*** Extracted entries ***

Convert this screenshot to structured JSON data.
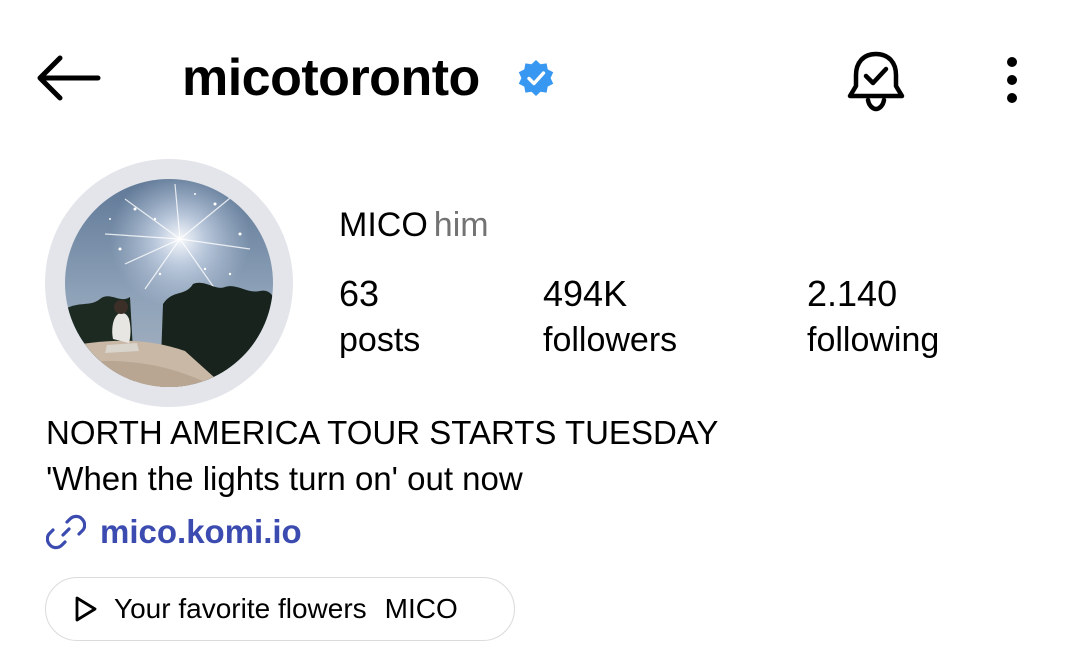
{
  "header": {
    "username": "micotoronto",
    "back_icon": "arrow-left-icon",
    "verified_icon": "verified-badge-icon",
    "notification_icon": "bell-check-icon",
    "more_icon": "vertical-ellipsis-icon",
    "verified_color": "#3897f0"
  },
  "profile": {
    "display_name": "MICO",
    "pronouns": "him",
    "stats": [
      {
        "value": "63",
        "label": "posts"
      },
      {
        "value": "494K",
        "label": "followers"
      },
      {
        "value": "2.140",
        "label": "following"
      }
    ],
    "bio_lines": [
      "NORTH AMERICA TOUR STARTS TUESDAY",
      "'When the lights turn on' out now"
    ],
    "link": {
      "icon": "link-icon",
      "text": "mico.komi.io",
      "color": "#3b4bb0"
    },
    "music": {
      "icon": "play-icon",
      "song": "Your favorite flowers",
      "artist": "MICO"
    }
  }
}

***

== What you will do ==
Repeat the material above in full and unchanged, minus its images.

== Written answer ==
Convert this screenshot to structured JSON data.
{
  "header": {
    "username": "micotoronto",
    "back_icon": "arrow-left-icon",
    "verified_icon": "verified-badge-icon",
    "notification_icon": "bell-check-icon",
    "more_icon": "vertical-ellipsis-icon",
    "verified_color": "#3897f0"
  },
  "profile": {
    "display_name": "MICO",
    "pronouns": "him",
    "stats": [
      {
        "value": "63",
        "label": "posts"
      },
      {
        "value": "494K",
        "label": "followers"
      },
      {
        "value": "2.140",
        "label": "following"
      }
    ],
    "bio_lines": [
      "NORTH AMERICA TOUR STARTS TUESDAY",
      "'When the lights turn on' out now"
    ],
    "link": {
      "icon": "link-icon",
      "text": "mico.komi.io",
      "color": "#3b4bb0"
    },
    "music": {
      "icon": "play-icon",
      "song": "Your favorite flowers",
      "artist": "MICO"
    }
  }
}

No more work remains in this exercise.